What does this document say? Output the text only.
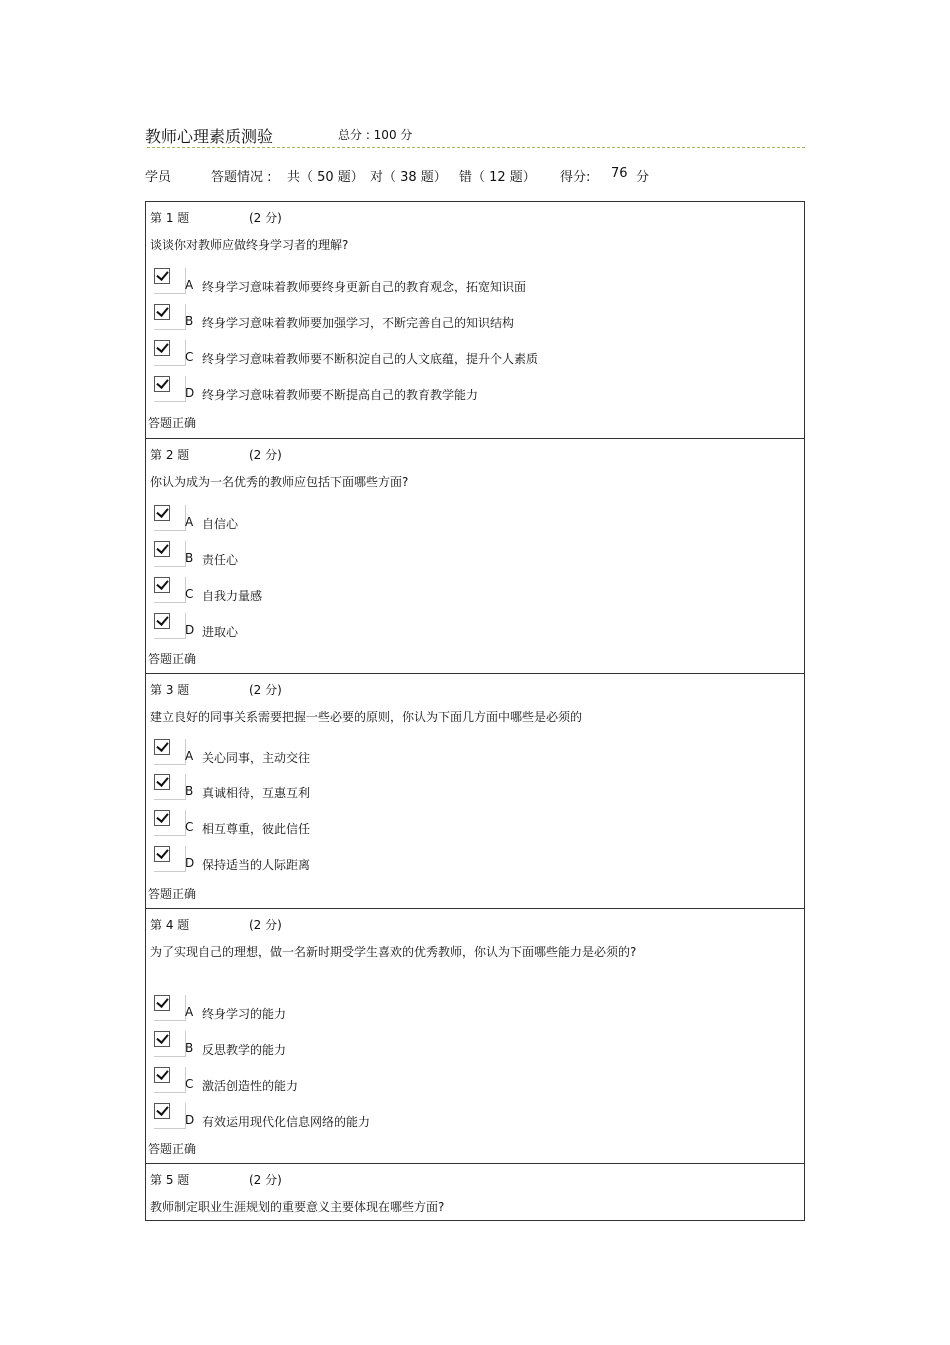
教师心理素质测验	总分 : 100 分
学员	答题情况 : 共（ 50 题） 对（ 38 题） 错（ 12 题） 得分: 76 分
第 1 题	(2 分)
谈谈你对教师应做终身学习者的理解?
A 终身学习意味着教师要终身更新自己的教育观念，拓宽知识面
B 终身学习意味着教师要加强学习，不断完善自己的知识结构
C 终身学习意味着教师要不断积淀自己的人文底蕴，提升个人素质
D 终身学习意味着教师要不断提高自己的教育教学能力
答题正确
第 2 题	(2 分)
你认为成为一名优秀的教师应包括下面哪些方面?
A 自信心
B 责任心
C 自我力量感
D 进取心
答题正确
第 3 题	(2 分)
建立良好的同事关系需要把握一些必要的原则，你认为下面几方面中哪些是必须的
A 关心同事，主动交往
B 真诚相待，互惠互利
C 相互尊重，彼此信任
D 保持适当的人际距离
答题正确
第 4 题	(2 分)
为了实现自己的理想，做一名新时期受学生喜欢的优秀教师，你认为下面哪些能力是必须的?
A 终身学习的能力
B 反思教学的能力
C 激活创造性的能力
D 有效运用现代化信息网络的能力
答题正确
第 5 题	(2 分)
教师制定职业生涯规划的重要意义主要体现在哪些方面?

---+---

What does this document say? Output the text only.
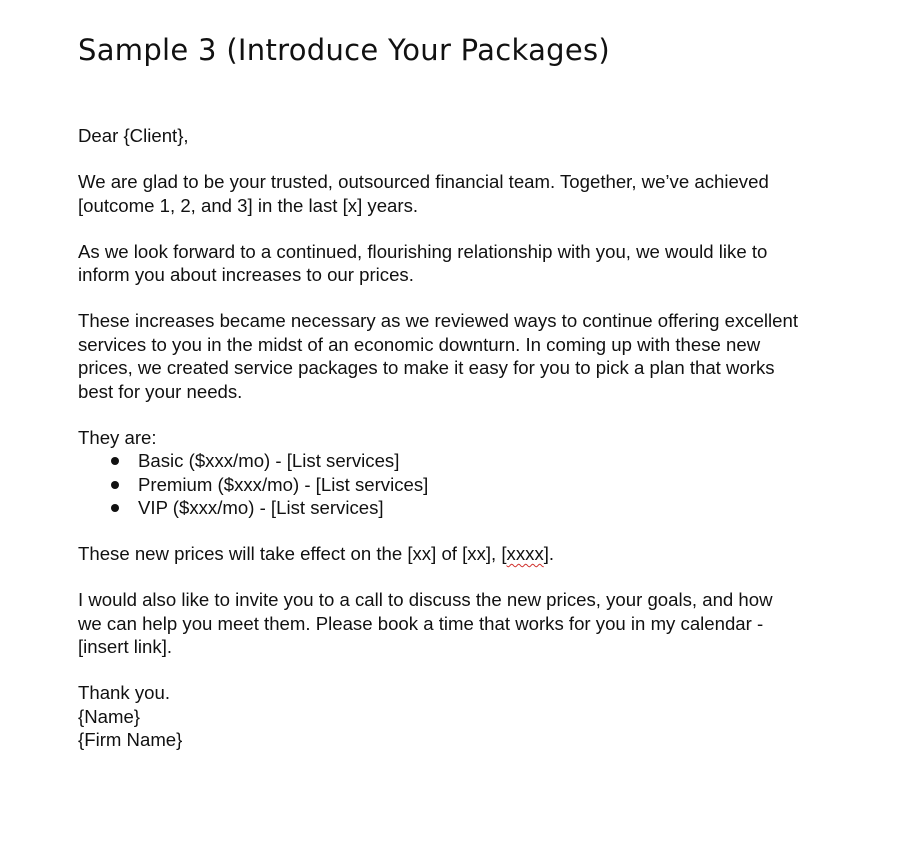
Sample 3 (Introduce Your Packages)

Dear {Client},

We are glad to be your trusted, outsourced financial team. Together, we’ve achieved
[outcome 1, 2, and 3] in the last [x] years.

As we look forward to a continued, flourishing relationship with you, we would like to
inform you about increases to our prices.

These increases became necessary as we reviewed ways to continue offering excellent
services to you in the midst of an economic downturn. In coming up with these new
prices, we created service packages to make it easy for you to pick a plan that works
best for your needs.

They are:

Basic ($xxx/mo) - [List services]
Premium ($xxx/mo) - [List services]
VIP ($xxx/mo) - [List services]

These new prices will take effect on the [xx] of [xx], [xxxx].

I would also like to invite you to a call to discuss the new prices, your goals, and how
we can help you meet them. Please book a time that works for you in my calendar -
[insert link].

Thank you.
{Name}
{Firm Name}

---+---

__What you are asked to do__: Take each line of the material that contains the word "increases" and list it.

__Solution to the exercise__:
inform you about increases to our prices.
These increases became necessary as we reviewed ways to continue offering excellent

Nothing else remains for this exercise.